**Required work:** Find each line with "Water" and copy it.

**Input data:**

= = = = =

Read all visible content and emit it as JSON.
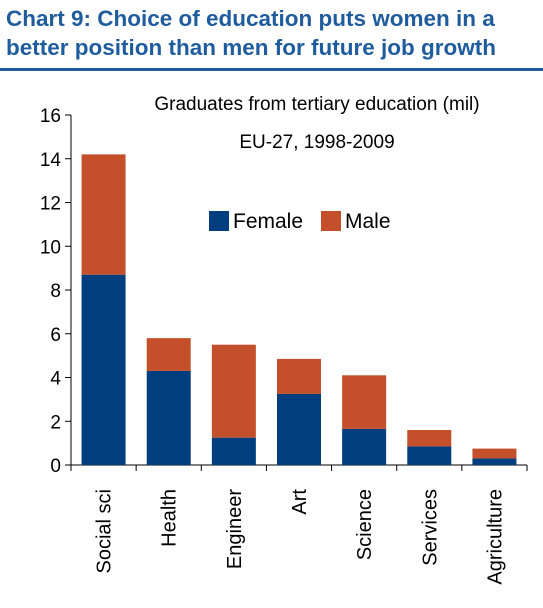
{
  "header": {
    "title": "Chart 9: Choice of education puts women in a better position than men for future job growth"
  },
  "colors": {
    "title": "#1f5c9e",
    "female": "#013e7f",
    "male": "#c4502b"
  },
  "chart_data": {
    "type": "bar",
    "stacked": true,
    "title": "Graduates from tertiary education (mil)",
    "subtitle": "EU-27, 1998-2009",
    "xlabel": "",
    "ylabel": "",
    "ylim": [
      0,
      16
    ],
    "yticks": [
      0,
      2,
      4,
      6,
      8,
      10,
      12,
      14,
      16
    ],
    "categories": [
      "Social sci",
      "Health",
      "Engineer",
      "Art",
      "Science",
      "Services",
      "Agriculture"
    ],
    "series": [
      {
        "name": "Female",
        "color": "#013e7f",
        "values": [
          8.7,
          4.3,
          1.25,
          3.25,
          1.65,
          0.85,
          0.3
        ]
      },
      {
        "name": "Male",
        "color": "#c4502b",
        "values": [
          5.5,
          1.5,
          4.25,
          1.6,
          2.45,
          0.75,
          0.45
        ]
      }
    ],
    "legend_placement": "center-top",
    "grid": false
  }
}
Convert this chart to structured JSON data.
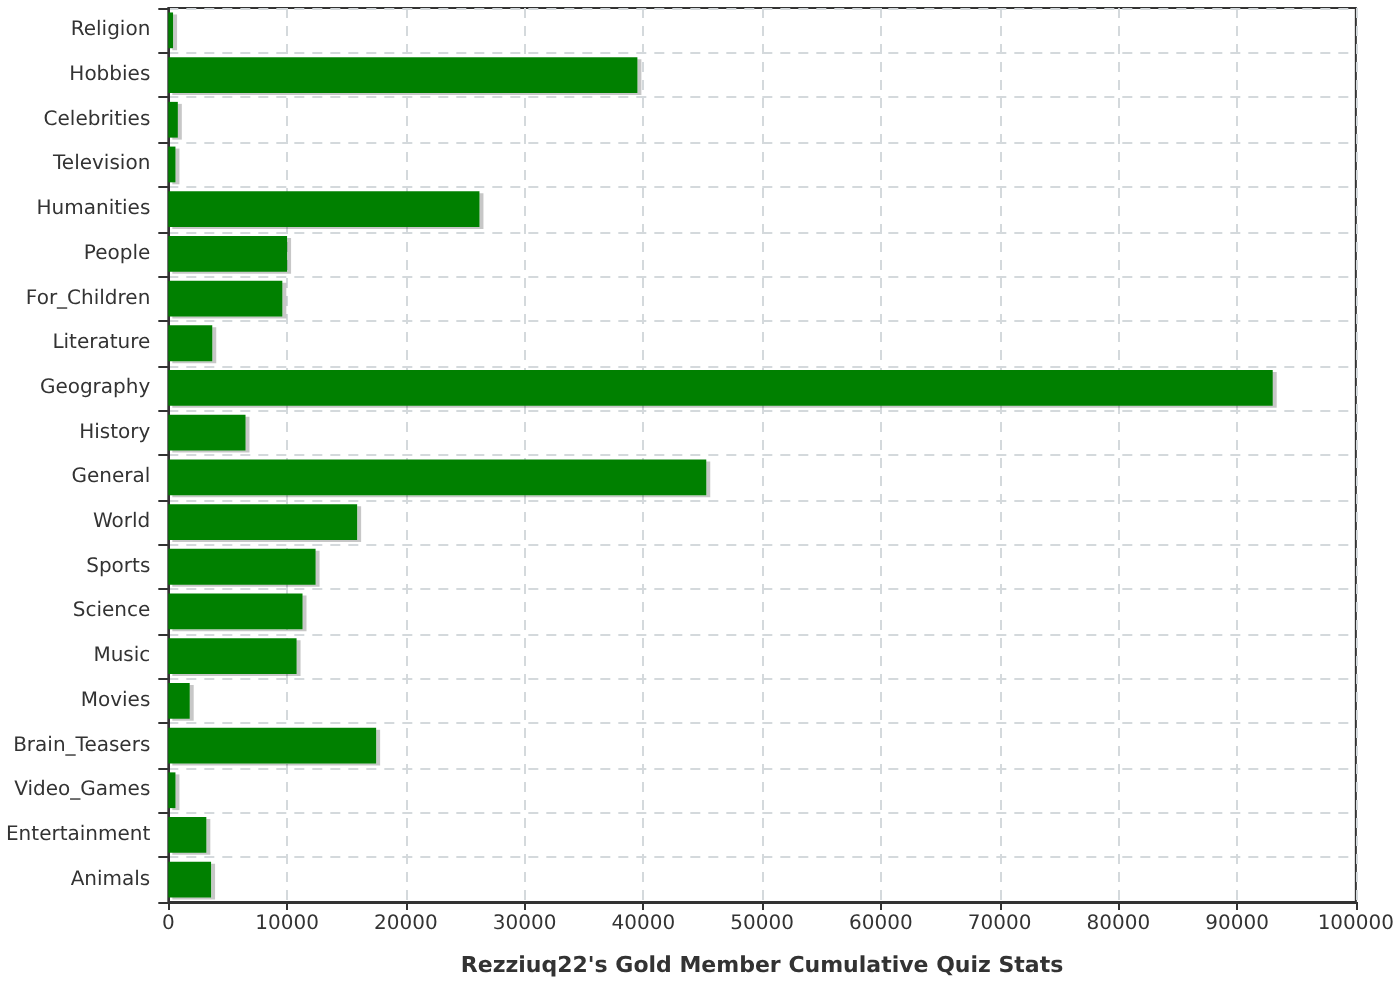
{
  "chart_data": {
    "type": "bar",
    "orientation": "horizontal",
    "xlabel": "Rezziuq22's Gold Member Cumulative Quiz Stats",
    "categories": [
      "Religion",
      "Hobbies",
      "Celebrities",
      "Television",
      "Humanities",
      "People",
      "For_Children",
      "Literature",
      "Geography",
      "History",
      "General",
      "World",
      "Sports",
      "Science",
      "Music",
      "Movies",
      "Brain_Teasers",
      "Video_Games",
      "Entertainment",
      "Animals"
    ],
    "values": [
      400,
      39500,
      800,
      600,
      26200,
      10000,
      9600,
      3700,
      93000,
      6500,
      45300,
      15900,
      12400,
      11300,
      10800,
      1800,
      17500,
      600,
      3200,
      3600
    ],
    "color": "#008000",
    "xlim": [
      0,
      100000
    ],
    "xticks": [
      0,
      10000,
      20000,
      30000,
      40000,
      50000,
      60000,
      70000,
      80000,
      90000,
      100000
    ],
    "grid": true
  }
}
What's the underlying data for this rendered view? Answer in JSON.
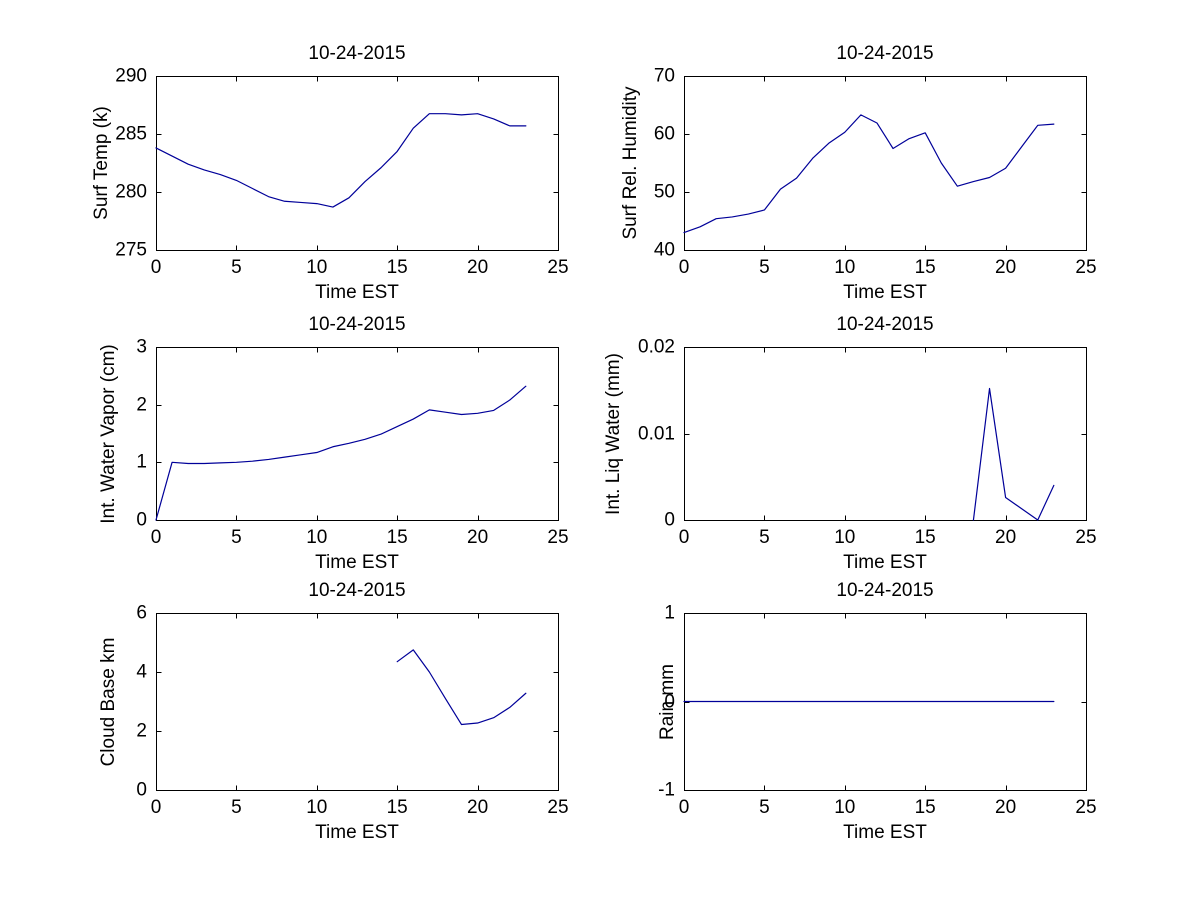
{
  "figure": {
    "background": "#ffffff",
    "line_color": "#000099",
    "axis_color": "#000000",
    "text_color": "#000000"
  },
  "chart_data": [
    {
      "type": "line",
      "title": "10-24-2015",
      "xlabel": "Time EST",
      "ylabel": "Surf Temp (k)",
      "xlim": [
        0,
        25
      ],
      "ylim": [
        275,
        290
      ],
      "xticks": [
        0,
        5,
        10,
        15,
        20,
        25
      ],
      "xtick_labels": [
        "0",
        "5",
        "10",
        "15",
        "20",
        "25"
      ],
      "yticks": [
        275,
        280,
        285,
        290
      ],
      "ytick_labels": [
        "275",
        "280",
        "285",
        "290"
      ],
      "grid": false,
      "x": [
        0,
        1,
        2,
        3,
        4,
        5,
        6,
        7,
        8,
        9,
        10,
        11,
        12,
        13,
        14,
        15,
        16,
        17,
        18,
        19,
        20,
        21,
        22,
        23
      ],
      "y": [
        283.8,
        283.1,
        282.4,
        281.9,
        281.5,
        281.0,
        280.3,
        279.6,
        279.2,
        279.1,
        279.0,
        278.7,
        279.5,
        280.9,
        282.1,
        283.5,
        285.5,
        286.75,
        286.75,
        286.65,
        286.75,
        286.3,
        285.7,
        285.7
      ]
    },
    {
      "type": "line",
      "title": "10-24-2015",
      "xlabel": "Time EST",
      "ylabel": "Surf Rel. Humidity",
      "xlim": [
        0,
        25
      ],
      "ylim": [
        40,
        70
      ],
      "xticks": [
        0,
        5,
        10,
        15,
        20,
        25
      ],
      "xtick_labels": [
        "0",
        "5",
        "10",
        "15",
        "20",
        "25"
      ],
      "yticks": [
        40,
        50,
        60,
        70
      ],
      "ytick_labels": [
        "40",
        "50",
        "60",
        "70"
      ],
      "grid": false,
      "x": [
        0,
        1,
        2,
        3,
        4,
        5,
        6,
        7,
        8,
        9,
        10,
        11,
        12,
        13,
        14,
        15,
        16,
        17,
        18,
        19,
        20,
        21,
        22,
        23
      ],
      "y": [
        43.0,
        44.0,
        45.4,
        45.7,
        46.2,
        46.9,
        50.5,
        52.4,
        55.8,
        58.4,
        60.3,
        63.3,
        61.9,
        57.5,
        59.2,
        60.2,
        55.0,
        51.0,
        51.8,
        52.5,
        54.1,
        57.8,
        61.5,
        61.7
      ]
    },
    {
      "type": "line",
      "title": "10-24-2015",
      "xlabel": "Time EST",
      "ylabel": "Int. Water Vapor (cm)",
      "xlim": [
        0,
        25
      ],
      "ylim": [
        0,
        3
      ],
      "xticks": [
        0,
        5,
        10,
        15,
        20,
        25
      ],
      "xtick_labels": [
        "0",
        "5",
        "10",
        "15",
        "20",
        "25"
      ],
      "yticks": [
        0,
        1,
        2,
        3
      ],
      "ytick_labels": [
        "0",
        "1",
        "2",
        "3"
      ],
      "grid": false,
      "x": [
        0,
        1,
        2,
        3,
        4,
        5,
        6,
        7,
        8,
        9,
        10,
        11,
        12,
        13,
        14,
        15,
        16,
        17,
        18,
        19,
        20,
        21,
        22,
        23
      ],
      "y": [
        0,
        1.0,
        0.98,
        0.98,
        0.99,
        1.0,
        1.02,
        1.05,
        1.09,
        1.13,
        1.17,
        1.27,
        1.33,
        1.4,
        1.49,
        1.62,
        1.75,
        1.91,
        1.87,
        1.83,
        1.85,
        1.9,
        2.08,
        2.32
      ]
    },
    {
      "type": "line",
      "title": "10-24-2015",
      "xlabel": "Time EST",
      "ylabel": "Int. Liq Water (mm)",
      "xlim": [
        0,
        25
      ],
      "ylim": [
        0,
        0.02
      ],
      "xticks": [
        0,
        5,
        10,
        15,
        20,
        25
      ],
      "xtick_labels": [
        "0",
        "5",
        "10",
        "15",
        "20",
        "25"
      ],
      "yticks": [
        0,
        0.01,
        0.02
      ],
      "ytick_labels": [
        "0",
        "0.01",
        "0.02"
      ],
      "grid": false,
      "x": [
        0,
        1,
        2,
        3,
        4,
        5,
        6,
        7,
        8,
        9,
        10,
        11,
        12,
        13,
        14,
        15,
        16,
        17,
        18,
        19,
        20,
        21,
        22,
        23
      ],
      "y": [
        null,
        null,
        null,
        null,
        null,
        null,
        null,
        null,
        null,
        null,
        null,
        null,
        null,
        null,
        null,
        null,
        null,
        null,
        0,
        0.0152,
        0.0026,
        0.0013,
        0,
        0.004
      ]
    },
    {
      "type": "line",
      "title": "10-24-2015",
      "xlabel": "Time EST",
      "ylabel": "Cloud Base km",
      "xlim": [
        0,
        25
      ],
      "ylim": [
        0,
        6
      ],
      "xticks": [
        0,
        5,
        10,
        15,
        20,
        25
      ],
      "xtick_labels": [
        "0",
        "5",
        "10",
        "15",
        "20",
        "25"
      ],
      "yticks": [
        0,
        2,
        4,
        6
      ],
      "ytick_labels": [
        "0",
        "2",
        "4",
        "6"
      ],
      "grid": false,
      "x": [
        0,
        1,
        2,
        3,
        4,
        5,
        6,
        7,
        8,
        9,
        10,
        11,
        12,
        13,
        14,
        15,
        16,
        17,
        18,
        19,
        20,
        21,
        22,
        23
      ],
      "y": [
        null,
        null,
        null,
        null,
        null,
        null,
        null,
        null,
        null,
        null,
        null,
        null,
        null,
        null,
        null,
        4.35,
        4.75,
        4.0,
        3.1,
        2.22,
        2.27,
        2.45,
        2.8,
        3.28
      ]
    },
    {
      "type": "line",
      "title": "10-24-2015",
      "xlabel": "Time EST",
      "ylabel": "Rain mm",
      "xlim": [
        0,
        25
      ],
      "ylim": [
        -1,
        1
      ],
      "xticks": [
        0,
        5,
        10,
        15,
        20,
        25
      ],
      "xtick_labels": [
        "0",
        "5",
        "10",
        "15",
        "20",
        "25"
      ],
      "yticks": [
        -1,
        0,
        1
      ],
      "ytick_labels": [
        "-1",
        "0",
        "1"
      ],
      "grid": false,
      "x": [
        0,
        1,
        2,
        3,
        4,
        5,
        6,
        7,
        8,
        9,
        10,
        11,
        12,
        13,
        14,
        15,
        16,
        17,
        18,
        19,
        20,
        21,
        22,
        23
      ],
      "y": [
        0,
        0,
        0,
        0,
        0,
        0,
        0,
        0,
        0,
        0,
        0,
        0,
        0,
        0,
        0,
        0,
        0,
        0,
        0,
        0,
        0,
        0,
        0,
        0
      ]
    }
  ]
}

= = = = =

**Reply to the task:**
      "ylabel": "Int. Water Vapor (cm)",
      "ylabel": "Int. Liq Water (mm)",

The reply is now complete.